What is asked:
Leaving out all images, write out the records that follow exactly.

Dataset records:
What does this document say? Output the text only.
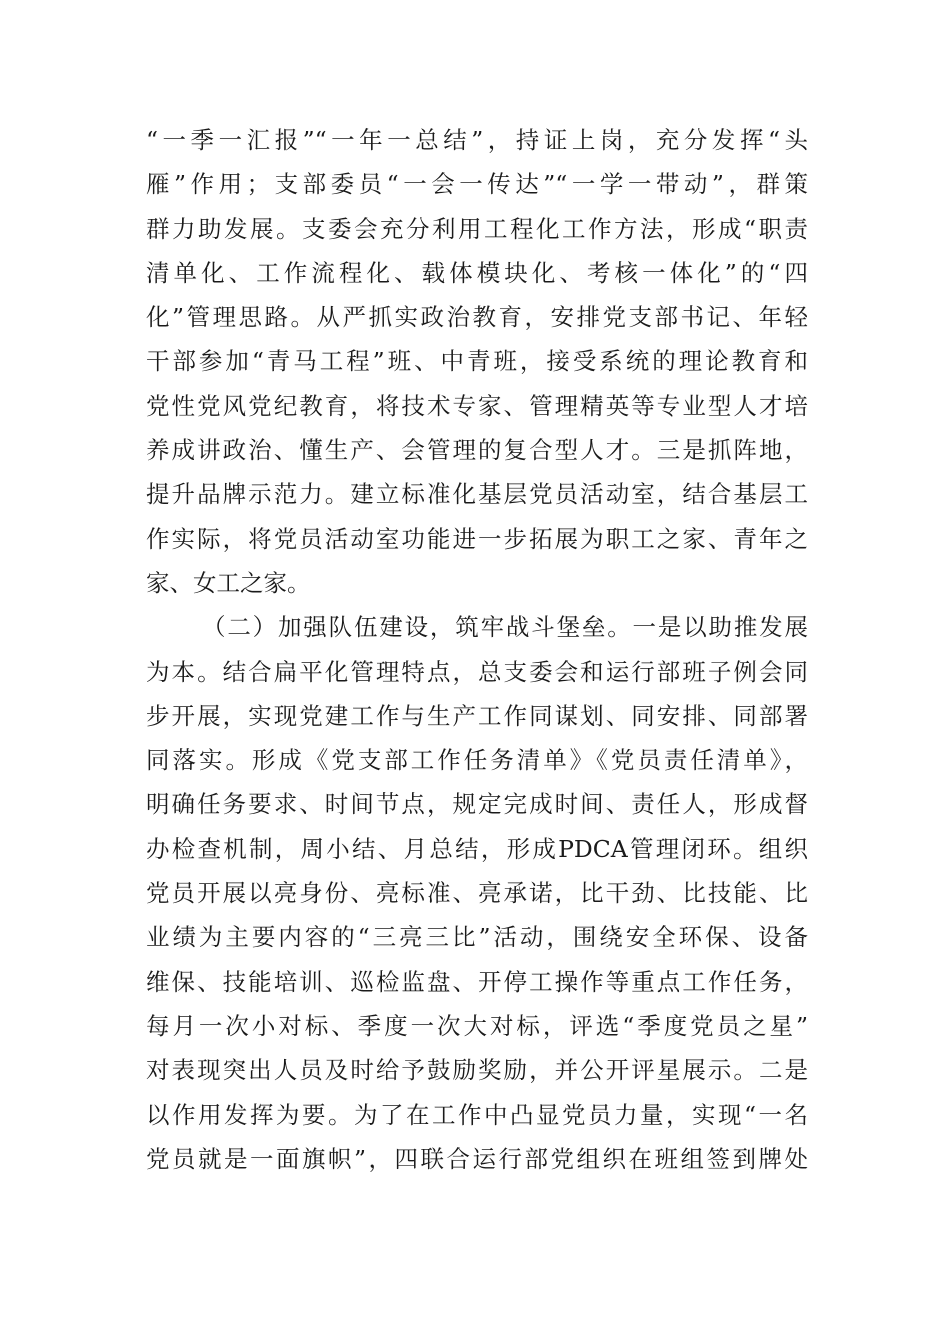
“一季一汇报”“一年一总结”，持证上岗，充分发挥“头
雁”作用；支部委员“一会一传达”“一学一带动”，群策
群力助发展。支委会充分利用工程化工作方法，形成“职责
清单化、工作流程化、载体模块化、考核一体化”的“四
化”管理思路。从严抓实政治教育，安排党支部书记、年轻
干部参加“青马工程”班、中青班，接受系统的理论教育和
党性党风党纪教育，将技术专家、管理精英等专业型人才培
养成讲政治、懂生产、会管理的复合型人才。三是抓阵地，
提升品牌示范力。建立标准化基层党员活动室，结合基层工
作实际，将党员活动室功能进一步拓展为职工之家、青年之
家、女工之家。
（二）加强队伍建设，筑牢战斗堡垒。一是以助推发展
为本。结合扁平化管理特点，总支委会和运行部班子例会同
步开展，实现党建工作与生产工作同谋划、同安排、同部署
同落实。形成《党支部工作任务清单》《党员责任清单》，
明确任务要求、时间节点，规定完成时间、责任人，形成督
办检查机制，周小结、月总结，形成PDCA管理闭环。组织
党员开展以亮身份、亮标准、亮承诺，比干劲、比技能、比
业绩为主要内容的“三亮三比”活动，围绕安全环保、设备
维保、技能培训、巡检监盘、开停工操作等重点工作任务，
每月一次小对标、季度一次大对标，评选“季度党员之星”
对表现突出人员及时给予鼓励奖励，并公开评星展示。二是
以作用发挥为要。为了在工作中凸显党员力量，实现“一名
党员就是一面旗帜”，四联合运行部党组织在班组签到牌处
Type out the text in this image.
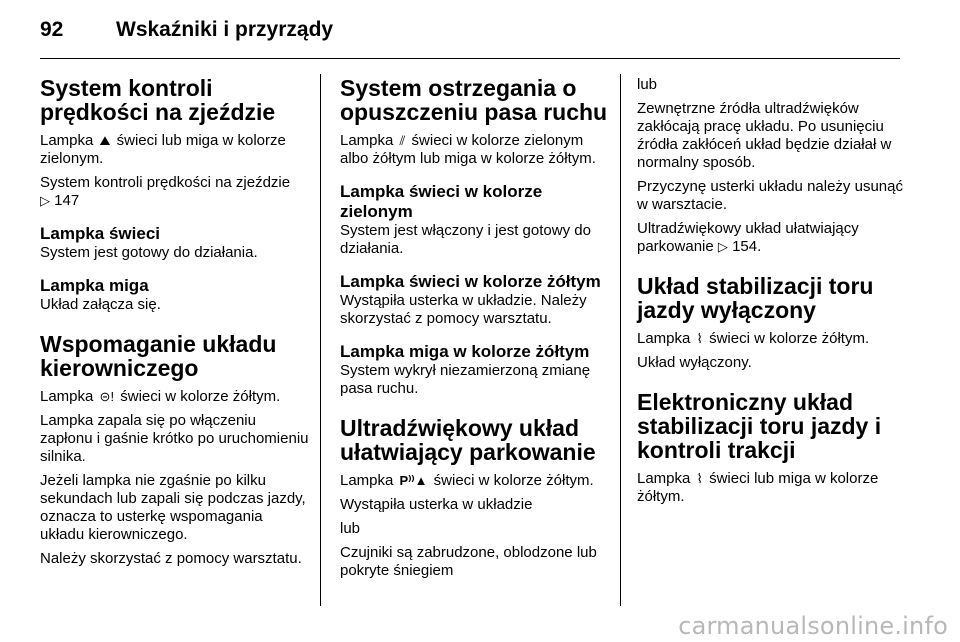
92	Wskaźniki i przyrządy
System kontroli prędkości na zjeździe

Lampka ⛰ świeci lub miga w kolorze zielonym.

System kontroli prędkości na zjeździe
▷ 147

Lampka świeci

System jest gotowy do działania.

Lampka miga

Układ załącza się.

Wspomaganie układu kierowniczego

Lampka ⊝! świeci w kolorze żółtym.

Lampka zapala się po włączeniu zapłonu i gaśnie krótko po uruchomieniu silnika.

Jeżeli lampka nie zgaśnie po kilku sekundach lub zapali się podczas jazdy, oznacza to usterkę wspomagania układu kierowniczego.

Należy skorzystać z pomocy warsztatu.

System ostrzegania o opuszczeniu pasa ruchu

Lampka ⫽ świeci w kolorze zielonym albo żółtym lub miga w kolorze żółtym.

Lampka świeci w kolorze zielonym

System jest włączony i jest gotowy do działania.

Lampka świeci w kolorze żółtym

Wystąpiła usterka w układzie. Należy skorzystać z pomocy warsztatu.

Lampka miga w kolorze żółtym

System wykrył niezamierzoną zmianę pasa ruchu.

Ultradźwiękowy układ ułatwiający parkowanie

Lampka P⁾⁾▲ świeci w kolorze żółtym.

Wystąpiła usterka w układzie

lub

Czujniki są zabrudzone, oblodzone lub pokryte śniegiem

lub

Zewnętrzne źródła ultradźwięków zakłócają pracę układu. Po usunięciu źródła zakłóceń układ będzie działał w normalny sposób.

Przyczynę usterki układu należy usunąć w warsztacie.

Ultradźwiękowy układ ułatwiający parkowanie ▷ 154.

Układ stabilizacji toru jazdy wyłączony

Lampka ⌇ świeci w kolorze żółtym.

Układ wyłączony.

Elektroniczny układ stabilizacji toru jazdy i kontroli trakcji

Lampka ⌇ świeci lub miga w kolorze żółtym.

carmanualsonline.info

Written answer:
What does this document say? Output the text only.
“一季一汇报”“一年一总结”，持证上岗，充分发挥“头
雁”作用；支部委员“一会一传达”“一学一带动”，群策
群力助发展。支委会充分利用工程化工作方法，形成“职责
清单化、工作流程化、载体模块化、考核一体化”的“四
化”管理思路。从严抓实政治教育，安排党支部书记、年轻
干部参加“青马工程”班、中青班，接受系统的理论教育和
党性党风党纪教育，将技术专家、管理精英等专业型人才培
养成讲政治、懂生产、会管理的复合型人才。三是抓阵地，
提升品牌示范力。建立标准化基层党员活动室，结合基层工
作实际，将党员活动室功能进一步拓展为职工之家、青年之
家、女工之家。
（二）加强队伍建设，筑牢战斗堡垒。一是以助推发展
为本。结合扁平化管理特点，总支委会和运行部班子例会同
步开展，实现党建工作与生产工作同谋划、同安排、同部署
同落实。形成《党支部工作任务清单》《党员责任清单》，
明确任务要求、时间节点，规定完成时间、责任人，形成督
办检查机制，周小结、月总结，形成PDCA管理闭环。组织
党员开展以亮身份、亮标准、亮承诺，比干劲、比技能、比
业绩为主要内容的“三亮三比”活动，围绕安全环保、设备
维保、技能培训、巡检监盘、开停工操作等重点工作任务，
每月一次小对标、季度一次大对标，评选“季度党员之星”
对表现突出人员及时给予鼓励奖励，并公开评星展示。二是
以作用发挥为要。为了在工作中凸显党员力量，实现“一名
党员就是一面旗帜”，四联合运行部党组织在班组签到牌处
Type out the text in this image.
92	Wskaźniki i przyrządy
System kontroli prędkości na zjeździe

Lampka ⛰ świeci lub miga w kolorze zielonym.

System kontroli prędkości na zjeździe
▷ 147

Lampka świeci

System jest gotowy do działania.

Lampka miga

Układ załącza się.

Wspomaganie układu kierowniczego

Lampka ⊝! świeci w kolorze żółtym.

Lampka zapala się po włączeniu zapłonu i gaśnie krótko po uruchomieniu silnika.

Jeżeli lampka nie zgaśnie po kilku sekundach lub zapali się podczas jazdy, oznacza to usterkę wspomagania układu kierowniczego.

Należy skorzystać z pomocy warsztatu.

System ostrzegania o opuszczeniu pasa ruchu

Lampka ⫽ świeci w kolorze zielonym albo żółtym lub miga w kolorze żółtym.

Lampka świeci w kolorze zielonym

System jest włączony i jest gotowy do działania.

Lampka świeci w kolorze żółtym

Wystąpiła usterka w układzie. Należy skorzystać z pomocy warsztatu.

Lampka miga w kolorze żółtym

System wykrył niezamierzoną zmianę pasa ruchu.

Ultradźwiękowy układ ułatwiający parkowanie

Lampka P⁾⁾▲ świeci w kolorze żółtym.

Wystąpiła usterka w układzie

lub

Czujniki są zabrudzone, oblodzone lub pokryte śniegiem

lub

Zewnętrzne źródła ultradźwięków zakłócają pracę układu. Po usunięciu źródła zakłóceń układ będzie działał w normalny sposób.

Przyczynę usterki układu należy usunąć w warsztacie.

Ultradźwiękowy układ ułatwiający parkowanie ▷ 154.

Układ stabilizacji toru jazdy wyłączony

Lampka ⌇ świeci w kolorze żółtym.

Układ wyłączony.

Elektroniczny układ stabilizacji toru jazdy i kontroli trakcji

Lampka ⌇ świeci lub miga w kolorze żółtym.

carmanualsonline.info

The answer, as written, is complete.